Where a line in the listing below contains the word "还出现了地裂塌陷", copy that line.
============
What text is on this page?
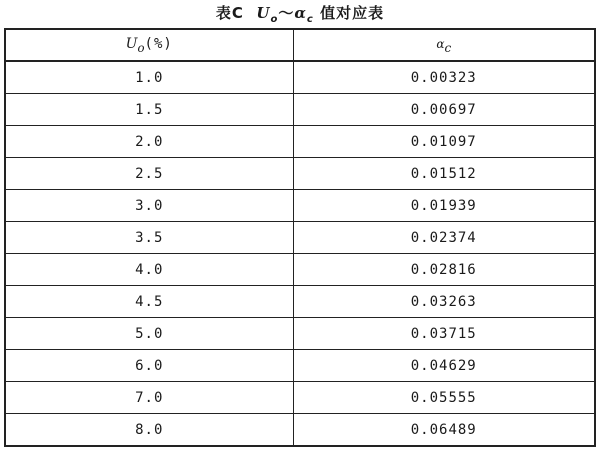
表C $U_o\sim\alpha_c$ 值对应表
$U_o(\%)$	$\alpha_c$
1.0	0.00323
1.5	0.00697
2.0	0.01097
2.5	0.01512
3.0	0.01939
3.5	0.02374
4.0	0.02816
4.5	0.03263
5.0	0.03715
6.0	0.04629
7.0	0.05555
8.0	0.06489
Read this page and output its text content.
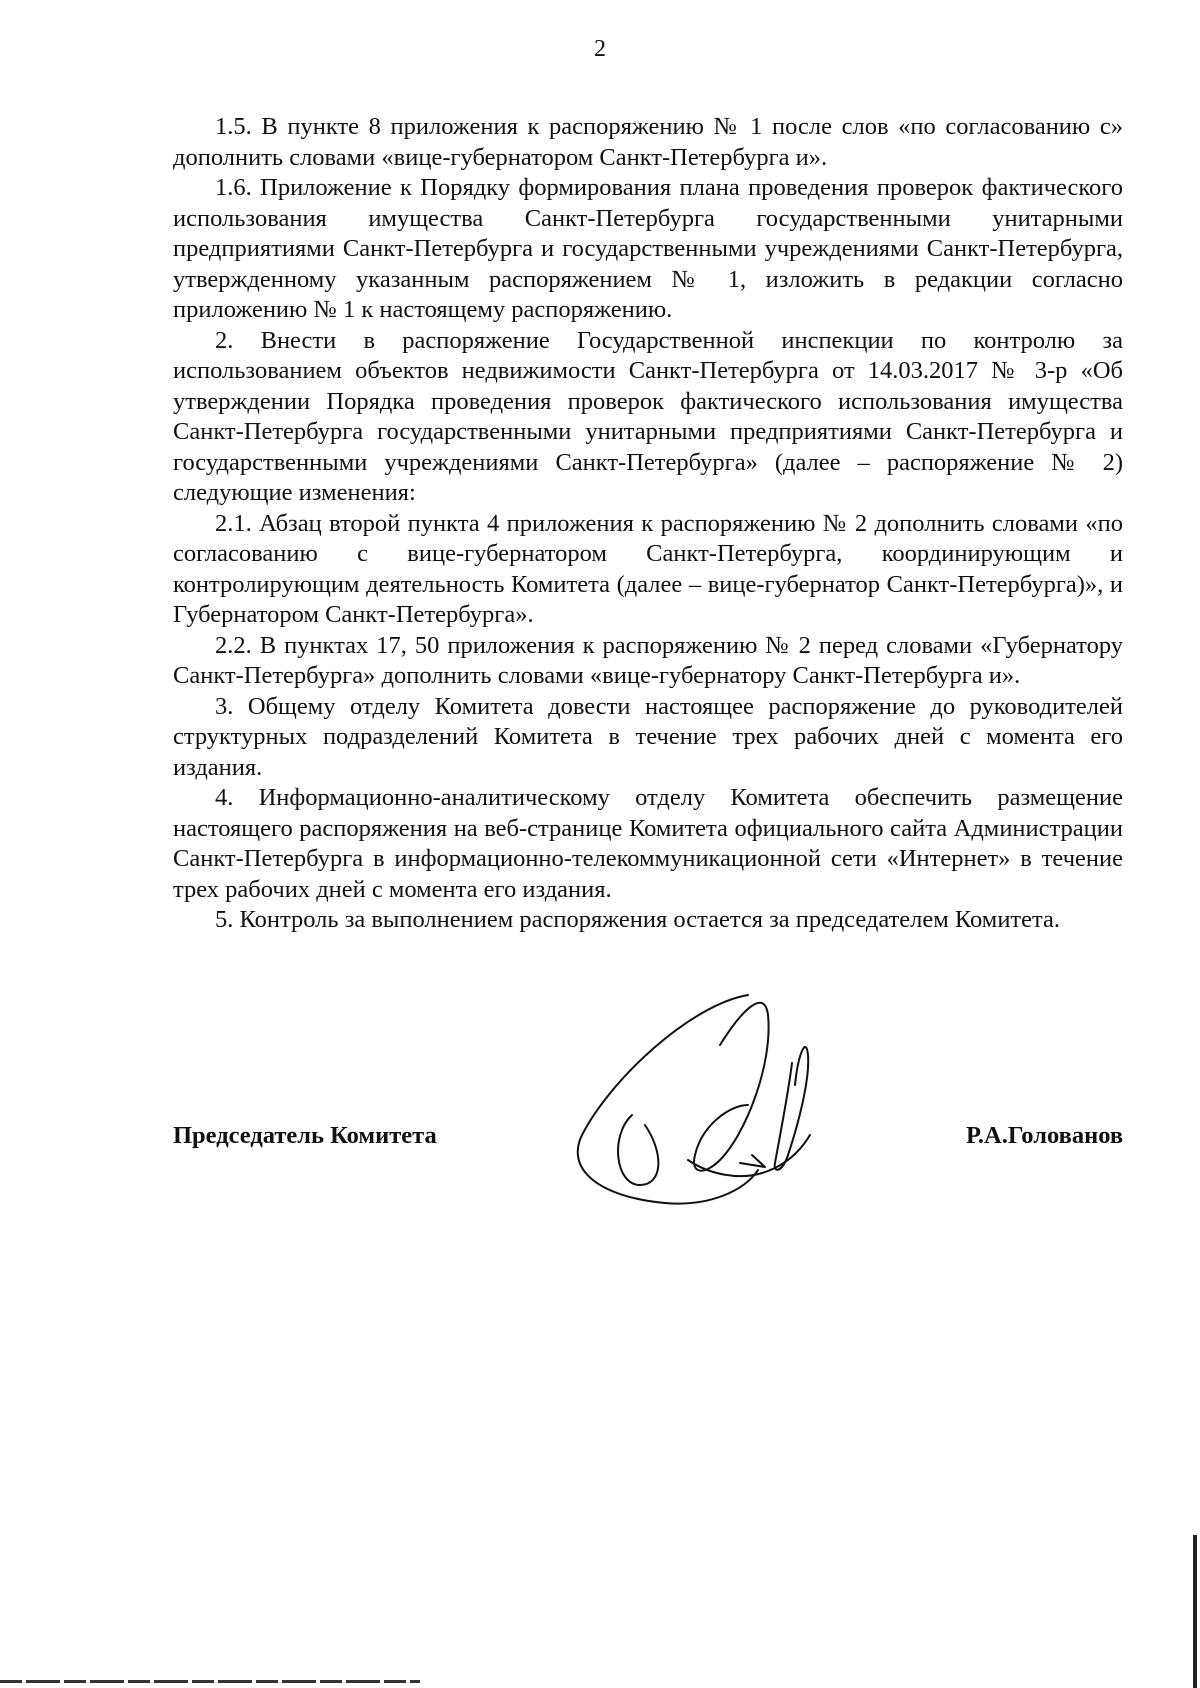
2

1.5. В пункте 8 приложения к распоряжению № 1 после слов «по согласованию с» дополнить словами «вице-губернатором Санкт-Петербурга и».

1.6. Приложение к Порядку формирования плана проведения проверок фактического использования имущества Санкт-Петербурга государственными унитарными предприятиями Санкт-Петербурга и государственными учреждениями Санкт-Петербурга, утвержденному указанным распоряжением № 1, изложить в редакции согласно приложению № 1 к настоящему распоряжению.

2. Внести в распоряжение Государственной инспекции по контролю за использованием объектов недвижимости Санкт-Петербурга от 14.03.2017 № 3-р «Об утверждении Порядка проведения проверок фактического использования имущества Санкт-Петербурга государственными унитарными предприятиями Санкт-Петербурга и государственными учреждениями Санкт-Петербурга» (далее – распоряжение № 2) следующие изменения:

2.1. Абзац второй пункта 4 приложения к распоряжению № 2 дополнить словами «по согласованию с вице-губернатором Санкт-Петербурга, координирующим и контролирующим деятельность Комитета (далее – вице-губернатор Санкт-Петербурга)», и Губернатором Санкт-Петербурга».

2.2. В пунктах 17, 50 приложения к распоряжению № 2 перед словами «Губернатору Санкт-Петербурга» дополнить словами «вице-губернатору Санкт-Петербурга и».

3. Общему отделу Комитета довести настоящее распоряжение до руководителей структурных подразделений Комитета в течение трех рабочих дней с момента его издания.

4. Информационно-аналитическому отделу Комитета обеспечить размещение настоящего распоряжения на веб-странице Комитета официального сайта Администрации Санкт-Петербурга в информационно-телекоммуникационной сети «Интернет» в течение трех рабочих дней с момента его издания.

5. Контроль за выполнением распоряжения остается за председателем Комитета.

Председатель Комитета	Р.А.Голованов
============
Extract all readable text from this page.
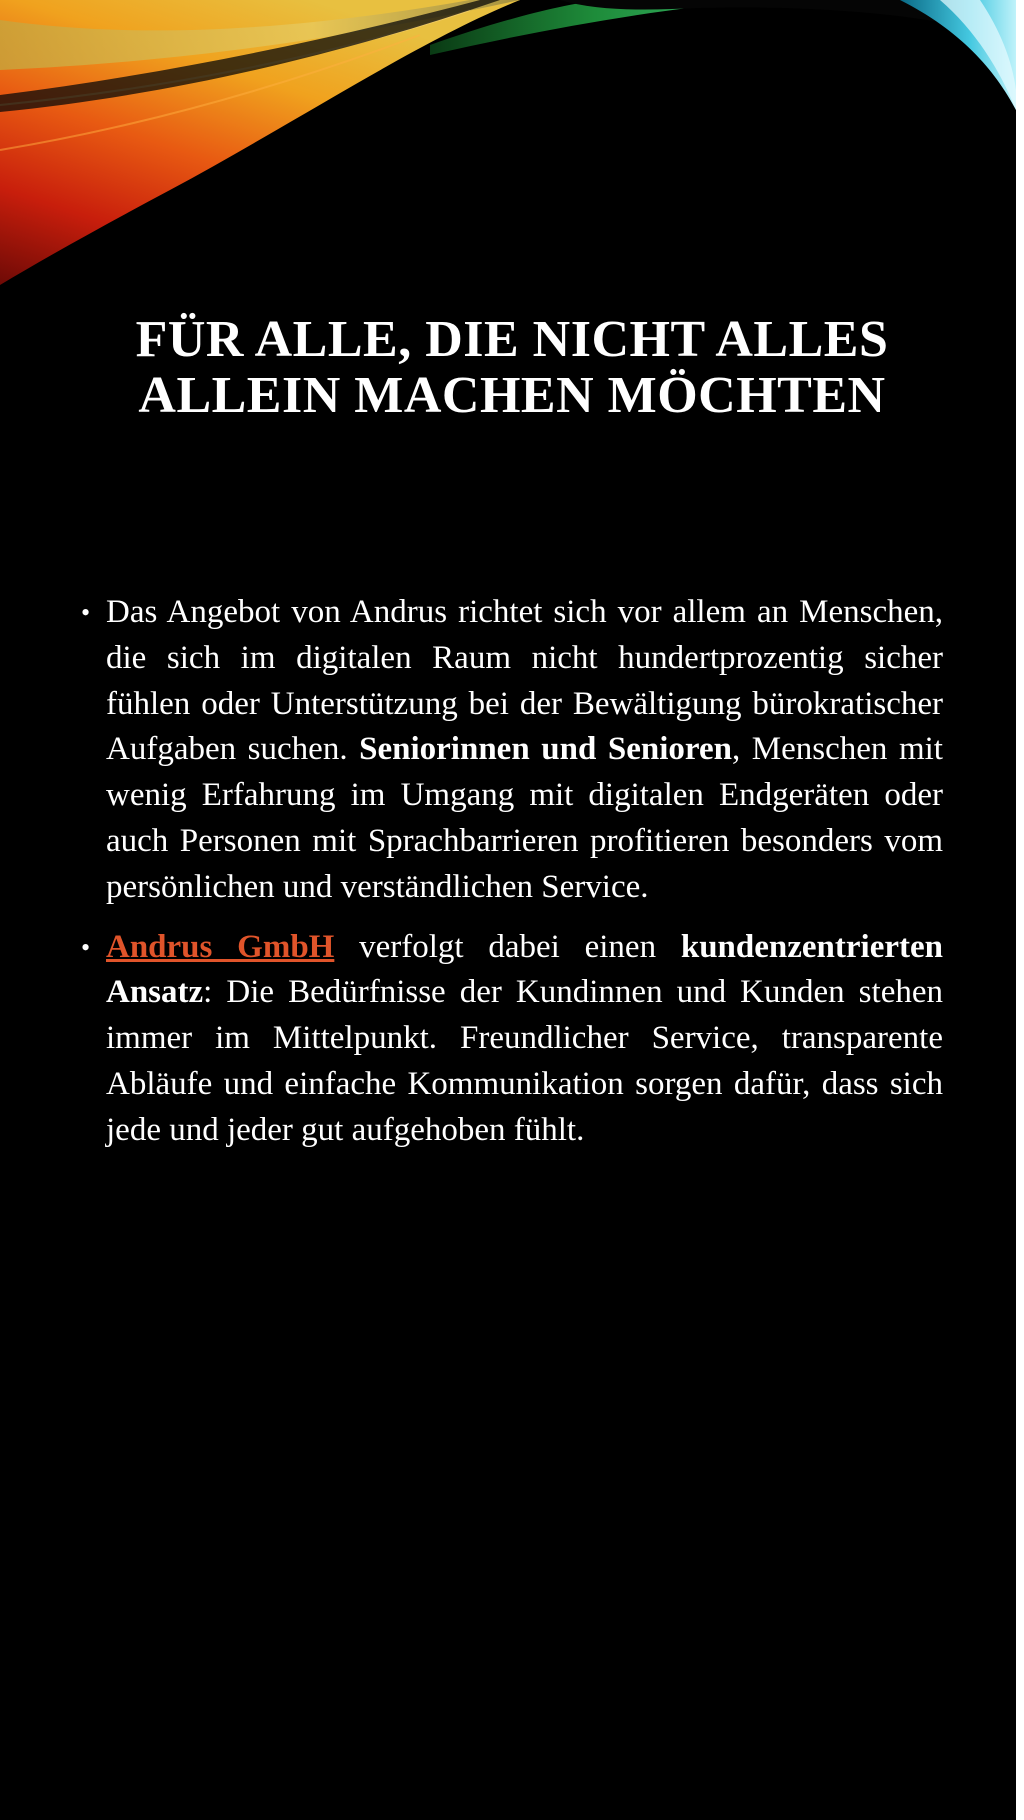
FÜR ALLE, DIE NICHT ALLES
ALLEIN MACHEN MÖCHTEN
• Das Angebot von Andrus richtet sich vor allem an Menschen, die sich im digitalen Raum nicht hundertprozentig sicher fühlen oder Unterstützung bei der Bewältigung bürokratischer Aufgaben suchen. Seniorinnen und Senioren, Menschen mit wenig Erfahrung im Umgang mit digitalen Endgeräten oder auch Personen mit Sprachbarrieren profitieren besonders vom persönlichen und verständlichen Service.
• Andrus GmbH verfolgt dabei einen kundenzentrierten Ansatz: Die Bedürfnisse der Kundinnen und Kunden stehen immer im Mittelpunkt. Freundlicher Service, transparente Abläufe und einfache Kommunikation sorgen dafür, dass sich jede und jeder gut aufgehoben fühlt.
============
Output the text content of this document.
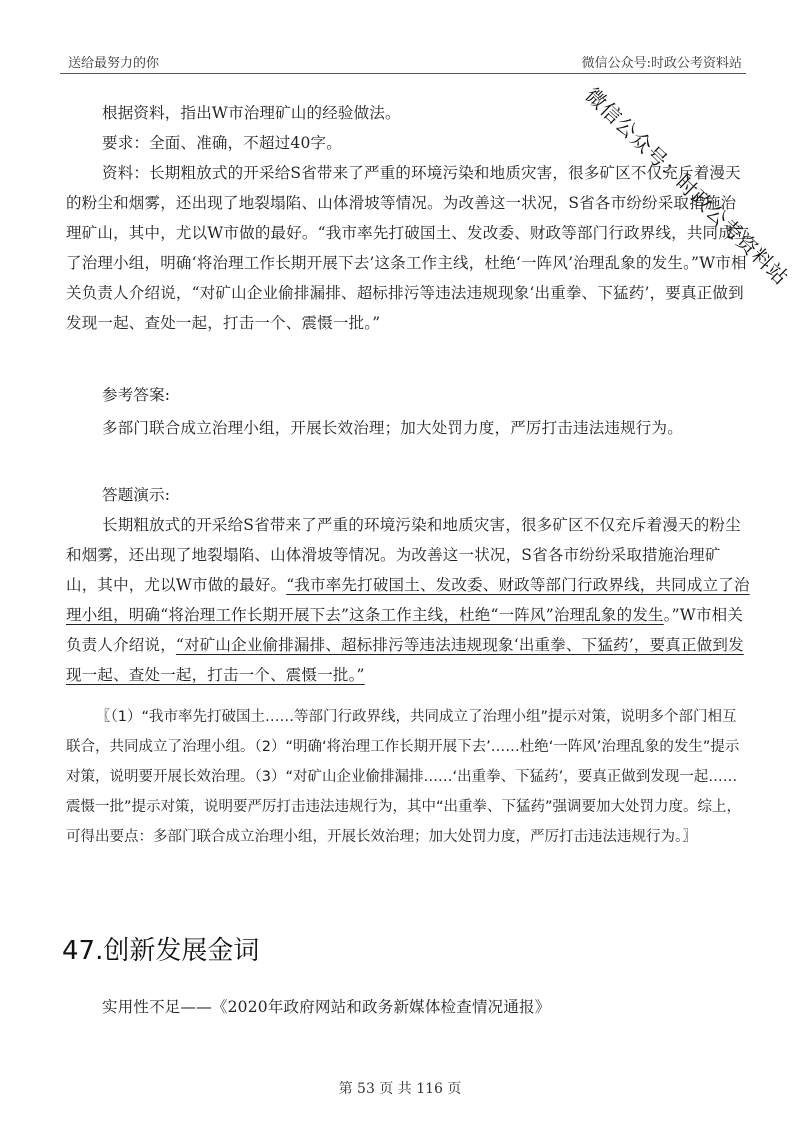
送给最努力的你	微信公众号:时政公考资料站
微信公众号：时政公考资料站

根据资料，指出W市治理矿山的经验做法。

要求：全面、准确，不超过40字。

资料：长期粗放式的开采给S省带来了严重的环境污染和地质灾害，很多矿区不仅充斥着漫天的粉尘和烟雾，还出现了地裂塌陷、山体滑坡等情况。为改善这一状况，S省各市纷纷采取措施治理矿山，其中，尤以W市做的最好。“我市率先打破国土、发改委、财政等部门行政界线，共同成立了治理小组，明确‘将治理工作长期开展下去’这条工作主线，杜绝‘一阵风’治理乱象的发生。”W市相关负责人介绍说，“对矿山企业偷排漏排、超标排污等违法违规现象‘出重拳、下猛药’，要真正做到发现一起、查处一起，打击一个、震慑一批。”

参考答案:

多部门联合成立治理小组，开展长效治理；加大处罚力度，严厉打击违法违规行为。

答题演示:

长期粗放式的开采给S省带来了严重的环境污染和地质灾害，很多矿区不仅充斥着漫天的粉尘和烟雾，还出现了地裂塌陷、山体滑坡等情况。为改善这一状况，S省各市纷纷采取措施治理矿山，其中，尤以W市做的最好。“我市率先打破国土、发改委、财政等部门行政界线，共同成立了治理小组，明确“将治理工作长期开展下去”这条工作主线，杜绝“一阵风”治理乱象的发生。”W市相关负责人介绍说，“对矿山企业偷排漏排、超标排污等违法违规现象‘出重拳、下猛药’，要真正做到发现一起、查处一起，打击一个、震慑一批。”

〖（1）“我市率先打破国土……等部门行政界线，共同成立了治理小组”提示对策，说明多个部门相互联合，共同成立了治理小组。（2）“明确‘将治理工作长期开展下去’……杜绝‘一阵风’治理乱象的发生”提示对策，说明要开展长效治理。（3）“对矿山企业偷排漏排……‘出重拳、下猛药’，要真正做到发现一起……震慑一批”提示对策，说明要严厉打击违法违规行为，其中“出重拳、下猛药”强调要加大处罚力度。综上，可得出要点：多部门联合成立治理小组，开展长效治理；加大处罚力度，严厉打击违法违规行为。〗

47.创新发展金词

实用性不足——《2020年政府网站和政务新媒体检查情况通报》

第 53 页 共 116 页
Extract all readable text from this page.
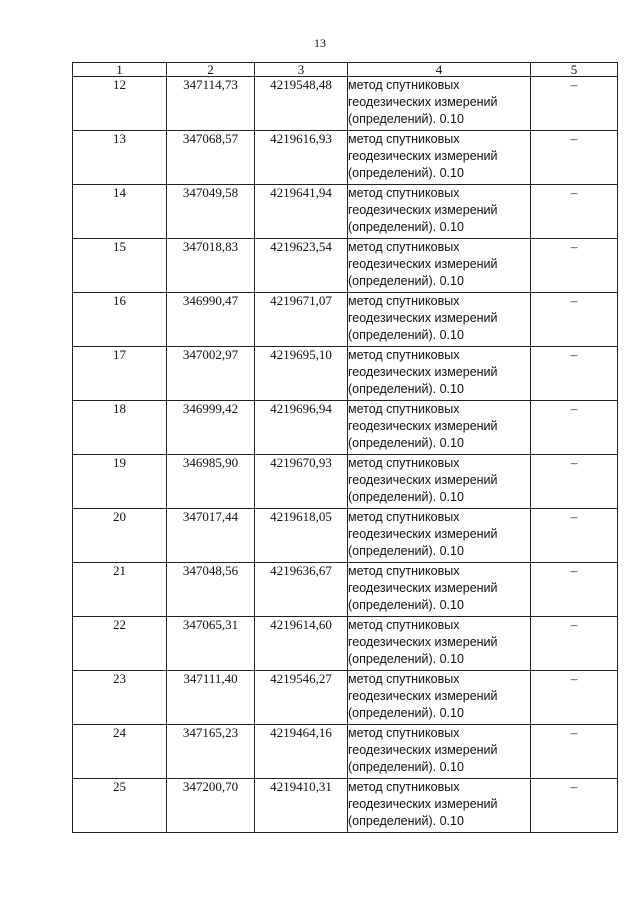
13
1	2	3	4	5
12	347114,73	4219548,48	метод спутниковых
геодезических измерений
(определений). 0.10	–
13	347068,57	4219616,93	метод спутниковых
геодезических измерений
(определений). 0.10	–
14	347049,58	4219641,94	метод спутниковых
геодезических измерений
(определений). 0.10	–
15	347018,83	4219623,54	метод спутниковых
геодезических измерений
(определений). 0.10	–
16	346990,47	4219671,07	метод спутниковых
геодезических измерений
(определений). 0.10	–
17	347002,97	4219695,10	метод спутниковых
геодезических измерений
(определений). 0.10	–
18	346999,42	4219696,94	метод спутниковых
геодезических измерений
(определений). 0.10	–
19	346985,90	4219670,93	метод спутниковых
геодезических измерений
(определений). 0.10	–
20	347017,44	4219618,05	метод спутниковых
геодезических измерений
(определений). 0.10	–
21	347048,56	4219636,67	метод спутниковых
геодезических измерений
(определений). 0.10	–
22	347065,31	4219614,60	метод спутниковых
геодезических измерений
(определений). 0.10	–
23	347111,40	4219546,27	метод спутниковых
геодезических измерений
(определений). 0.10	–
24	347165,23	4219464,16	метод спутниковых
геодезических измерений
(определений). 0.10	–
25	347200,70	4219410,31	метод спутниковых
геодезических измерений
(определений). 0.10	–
============
● **FULL OUTPUT**
资料：长期粗放式的开采给S省带来了严重的环境污染和地质灾害，很多矿区不仅充斥着漫天的粉尘和烟雾，还出现了地裂塌陷、山体滑坡等情况。为改善这一状况，S省各市纷纷采取措施治理矿山，其中，尤以W市做的最好。“我市率先打破国土、发改委、财政等部门行政界线，共同成立了治理小组，明确‘将治理工作长期开展下去’这条工作主线，杜绝‘一阵风’治理乱象的发生。”W市相关负责人介绍说，“对矿山企业偷排漏排、超标排污等违法违规现象‘出重拳、下猛药’，要真正做到发现一起、查处一起，打击一个、震慑一批。”
长期粗放式的开采给S省带来了严重的环境污染和地质灾害，很多矿区不仅充斥着漫天的粉尘和烟雾，还出现了地裂塌陷、山体滑坡等情况。为改善这一状况，S省各市纷纷采取措施治理矿山，其中，尤以W市做的最好。“我市率先打破国土、发改委、财政等部门行政界线，共同成立了治理小组，明确“将治理工作长期开展下去”这条工作主线，杜绝“一阵风”治理乱象的发生。”W市相关负责人介绍说，“对矿山企业偷排漏排、超标排污等违法违规现象‘出重拳、下猛药’，要真正做到发现一起、查处一起，打击一个、震慑一批。”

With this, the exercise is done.